**Text extract**
================
The secrets will be stored in: /etc/creds/db-secrets/username /etc/creds/db-secrets/password

Web UI

  • Kubernetes comes with a Web UI you can use instead of the kubectl commands
  • You can use it to:
    • Get an overview of running applications on your cluster
    • Creating and modifying individual Kubernetes resources and workloads (like kubectl create and delete)
    • Retrieve information on the state of resources (like kubectl describe pod)
  • In general, you can access the kubernetes Web UI at https://<kubernetes-master>/ui
  • If you cannot access it (for instance if it is not enabled on your deploy type), you can install it manually using:
$ kubectl create -f https://rawgit.com/kubernetes/dashboard/master/src/deploy/kubernetes-dashboard.yaml
  • If a password is asked, you can retrieve the password by entering:
$ kubectl config view
  • If you are using minikube, you can use the following command to launch the dashboard:
$ minikube dashboard
  • Or if you just want to know the url:
$ minikube dashboard --url

Advanced topics

Service Discovery Using DNS

  • As of Kubernetes 1.3, DNS is a built-in service launched automatically using the addon manager
    • The addons are in the /etc/kubernetes/addons directory on master node
  • The DNS service can be used within pods to find other services running on the same cluster
  • Multiple containers within 1 pod don’t need this service, as they can contact each other directly
    • A container in the same pod can connect the the port of the other container directly using localhost:port
  • To make DNS work, a pod will need a Service definition
  • An example of how app 1 could reach app 2 using DNS:
_images/srv_dns1.jpg

Default stands for the default namespace Pods and services can be launched in different namespaces (to logically separate your cluster)

DNS - How does it work?
================
**Problems and tasks**
(a) From the Kubernetes notes, output the passage from "Default stands for" up to and including "does it work?".
(b) In the Kubernetes notes, rewrite the list that begins "Kubernetes comes with a Web UI" as a shorter paragraph that keeps its main facts.

**Stored entries**
================
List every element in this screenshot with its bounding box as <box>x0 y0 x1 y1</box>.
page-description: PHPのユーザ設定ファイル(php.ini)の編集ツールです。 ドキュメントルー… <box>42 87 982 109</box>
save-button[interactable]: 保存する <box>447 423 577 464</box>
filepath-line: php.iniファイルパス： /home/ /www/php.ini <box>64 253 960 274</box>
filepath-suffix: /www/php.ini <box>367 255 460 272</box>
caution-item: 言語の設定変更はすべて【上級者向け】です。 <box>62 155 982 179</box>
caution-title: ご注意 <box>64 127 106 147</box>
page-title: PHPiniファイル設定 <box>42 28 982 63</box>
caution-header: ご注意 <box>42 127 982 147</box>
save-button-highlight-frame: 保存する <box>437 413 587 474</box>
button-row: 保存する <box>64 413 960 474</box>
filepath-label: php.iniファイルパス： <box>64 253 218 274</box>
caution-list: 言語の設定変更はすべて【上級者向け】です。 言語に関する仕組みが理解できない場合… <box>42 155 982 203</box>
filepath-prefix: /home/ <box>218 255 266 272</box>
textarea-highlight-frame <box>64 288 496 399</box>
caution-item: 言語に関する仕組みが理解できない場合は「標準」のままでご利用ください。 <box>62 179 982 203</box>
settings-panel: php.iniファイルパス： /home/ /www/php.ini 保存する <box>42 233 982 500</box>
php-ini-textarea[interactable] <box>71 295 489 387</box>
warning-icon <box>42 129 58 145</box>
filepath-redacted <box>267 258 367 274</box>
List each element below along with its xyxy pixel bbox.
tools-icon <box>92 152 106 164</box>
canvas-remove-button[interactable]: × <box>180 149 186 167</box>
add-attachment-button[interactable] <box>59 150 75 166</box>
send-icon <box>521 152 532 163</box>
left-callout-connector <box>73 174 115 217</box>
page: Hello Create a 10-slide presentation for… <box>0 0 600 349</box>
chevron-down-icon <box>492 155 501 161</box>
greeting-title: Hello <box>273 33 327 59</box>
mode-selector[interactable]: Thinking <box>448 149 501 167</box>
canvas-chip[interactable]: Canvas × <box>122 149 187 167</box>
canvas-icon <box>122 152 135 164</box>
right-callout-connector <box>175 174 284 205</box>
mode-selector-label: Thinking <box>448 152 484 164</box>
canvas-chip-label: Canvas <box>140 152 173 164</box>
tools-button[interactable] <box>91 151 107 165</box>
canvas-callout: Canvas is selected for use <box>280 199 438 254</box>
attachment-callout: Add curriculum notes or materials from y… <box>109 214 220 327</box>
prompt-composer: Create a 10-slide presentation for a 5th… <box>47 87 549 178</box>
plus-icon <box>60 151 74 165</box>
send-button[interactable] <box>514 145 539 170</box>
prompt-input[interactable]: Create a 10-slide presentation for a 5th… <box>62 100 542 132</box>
================
**Results in order**
(a)
Default stands for the default namespace Pods and services can be launched in different namespaces (to logically separate your cluster)

DNS - How does it work?

(b) Kubernetes includes a Web UI that can replace kubectl commands. It shows an overview of running applications, lets you create and modify resources and workloads, and reports the state of resources. It is usually found at https://<kubernetes-master>/ui. If it isn't available, install it with "kubectl create -f https://rawgit.com/kubernetes/dashboard/master/src/deploy/kubernetes-dashboard.yaml". If it asks for a password, get it with "kubectl config view". On minikube, open the dashboard with "minikube dashboard", or use "minikube dashboard --url" to get only its URL.